» EXERCISE REQUIREMENTS
Please list all lines of the material below in which the string "name" occurs.

[Figure collection entries]
++++++++++++++++++++

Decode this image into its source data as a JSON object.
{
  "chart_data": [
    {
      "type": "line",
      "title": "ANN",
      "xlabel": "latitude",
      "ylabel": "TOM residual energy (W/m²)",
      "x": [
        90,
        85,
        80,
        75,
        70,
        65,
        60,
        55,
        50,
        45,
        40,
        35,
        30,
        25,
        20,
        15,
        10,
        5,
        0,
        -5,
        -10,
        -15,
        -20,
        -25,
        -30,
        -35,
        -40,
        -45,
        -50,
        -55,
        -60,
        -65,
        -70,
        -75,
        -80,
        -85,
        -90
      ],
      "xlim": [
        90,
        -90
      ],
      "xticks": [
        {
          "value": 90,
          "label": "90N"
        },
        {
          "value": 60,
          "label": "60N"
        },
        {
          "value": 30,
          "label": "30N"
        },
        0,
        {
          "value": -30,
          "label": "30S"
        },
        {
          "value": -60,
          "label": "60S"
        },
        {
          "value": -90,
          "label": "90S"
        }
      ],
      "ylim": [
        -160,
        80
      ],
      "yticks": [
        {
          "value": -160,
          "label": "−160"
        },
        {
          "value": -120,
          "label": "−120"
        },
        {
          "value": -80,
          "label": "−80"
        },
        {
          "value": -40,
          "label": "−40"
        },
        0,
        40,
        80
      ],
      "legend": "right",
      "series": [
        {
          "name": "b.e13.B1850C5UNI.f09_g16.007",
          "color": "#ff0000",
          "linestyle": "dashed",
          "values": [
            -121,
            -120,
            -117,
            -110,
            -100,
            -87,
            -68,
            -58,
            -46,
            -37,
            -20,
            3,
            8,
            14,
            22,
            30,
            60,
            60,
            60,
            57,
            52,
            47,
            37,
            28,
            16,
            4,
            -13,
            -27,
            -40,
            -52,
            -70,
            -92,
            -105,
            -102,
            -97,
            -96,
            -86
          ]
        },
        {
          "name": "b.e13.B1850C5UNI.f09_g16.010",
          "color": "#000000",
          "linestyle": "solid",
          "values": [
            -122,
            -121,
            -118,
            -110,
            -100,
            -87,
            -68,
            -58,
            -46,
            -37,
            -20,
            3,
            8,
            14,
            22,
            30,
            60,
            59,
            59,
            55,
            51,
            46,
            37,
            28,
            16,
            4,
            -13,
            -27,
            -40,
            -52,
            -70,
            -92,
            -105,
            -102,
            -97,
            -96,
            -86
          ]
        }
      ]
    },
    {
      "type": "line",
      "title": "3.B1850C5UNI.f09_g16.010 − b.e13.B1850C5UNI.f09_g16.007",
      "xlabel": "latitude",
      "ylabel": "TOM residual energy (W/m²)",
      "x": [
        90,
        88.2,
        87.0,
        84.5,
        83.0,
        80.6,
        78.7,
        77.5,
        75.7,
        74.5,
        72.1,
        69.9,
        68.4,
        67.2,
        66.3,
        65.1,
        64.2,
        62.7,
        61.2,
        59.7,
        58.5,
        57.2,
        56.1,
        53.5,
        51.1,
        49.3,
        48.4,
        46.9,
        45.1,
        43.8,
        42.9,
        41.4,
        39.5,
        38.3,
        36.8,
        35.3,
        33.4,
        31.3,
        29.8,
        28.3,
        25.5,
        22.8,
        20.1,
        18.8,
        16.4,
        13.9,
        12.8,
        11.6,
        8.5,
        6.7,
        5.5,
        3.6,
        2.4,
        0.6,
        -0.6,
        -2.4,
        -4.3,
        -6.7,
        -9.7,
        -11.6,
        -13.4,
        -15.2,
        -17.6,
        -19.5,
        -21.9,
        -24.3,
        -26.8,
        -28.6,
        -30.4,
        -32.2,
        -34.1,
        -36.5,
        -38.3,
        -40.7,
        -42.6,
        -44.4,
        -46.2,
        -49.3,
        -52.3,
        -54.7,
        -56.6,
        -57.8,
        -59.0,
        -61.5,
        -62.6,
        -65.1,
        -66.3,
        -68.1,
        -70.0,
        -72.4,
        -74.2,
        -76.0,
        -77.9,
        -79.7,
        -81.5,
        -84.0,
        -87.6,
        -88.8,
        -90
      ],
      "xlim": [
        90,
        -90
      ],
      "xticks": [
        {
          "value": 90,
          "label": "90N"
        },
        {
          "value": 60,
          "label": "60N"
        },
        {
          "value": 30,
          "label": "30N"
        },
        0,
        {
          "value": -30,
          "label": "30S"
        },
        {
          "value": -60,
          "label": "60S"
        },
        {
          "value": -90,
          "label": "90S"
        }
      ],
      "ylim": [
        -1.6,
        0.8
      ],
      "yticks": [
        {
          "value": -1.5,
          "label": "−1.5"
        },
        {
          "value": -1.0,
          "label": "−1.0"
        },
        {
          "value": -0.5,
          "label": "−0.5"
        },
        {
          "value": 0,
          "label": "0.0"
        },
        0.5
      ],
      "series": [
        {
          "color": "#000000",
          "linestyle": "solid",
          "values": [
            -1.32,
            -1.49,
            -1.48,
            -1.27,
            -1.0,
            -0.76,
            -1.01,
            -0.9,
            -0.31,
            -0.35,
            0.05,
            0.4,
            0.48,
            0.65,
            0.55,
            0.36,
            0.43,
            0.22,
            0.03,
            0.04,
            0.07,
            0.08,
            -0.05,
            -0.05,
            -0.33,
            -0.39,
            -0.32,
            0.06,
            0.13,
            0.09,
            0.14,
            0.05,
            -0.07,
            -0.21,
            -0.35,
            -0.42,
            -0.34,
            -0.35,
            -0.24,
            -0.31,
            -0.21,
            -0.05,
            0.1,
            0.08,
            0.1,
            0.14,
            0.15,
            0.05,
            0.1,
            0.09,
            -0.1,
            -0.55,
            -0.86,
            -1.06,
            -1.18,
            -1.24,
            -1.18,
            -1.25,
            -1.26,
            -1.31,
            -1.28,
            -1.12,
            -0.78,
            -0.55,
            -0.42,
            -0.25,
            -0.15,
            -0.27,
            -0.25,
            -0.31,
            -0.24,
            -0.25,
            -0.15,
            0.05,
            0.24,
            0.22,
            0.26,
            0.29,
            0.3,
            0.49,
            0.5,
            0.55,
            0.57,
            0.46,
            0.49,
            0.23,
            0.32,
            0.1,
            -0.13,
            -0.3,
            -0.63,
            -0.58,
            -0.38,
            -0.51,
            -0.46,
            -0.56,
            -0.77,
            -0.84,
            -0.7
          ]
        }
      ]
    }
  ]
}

++++++++++++++++++++

» ANSWER TO THE PROBLEM
          "name": "b.e13.B1850C5UNI.f09_g16.007",
          "name": "b.e13.B1850C5UNI.f09_g16.010",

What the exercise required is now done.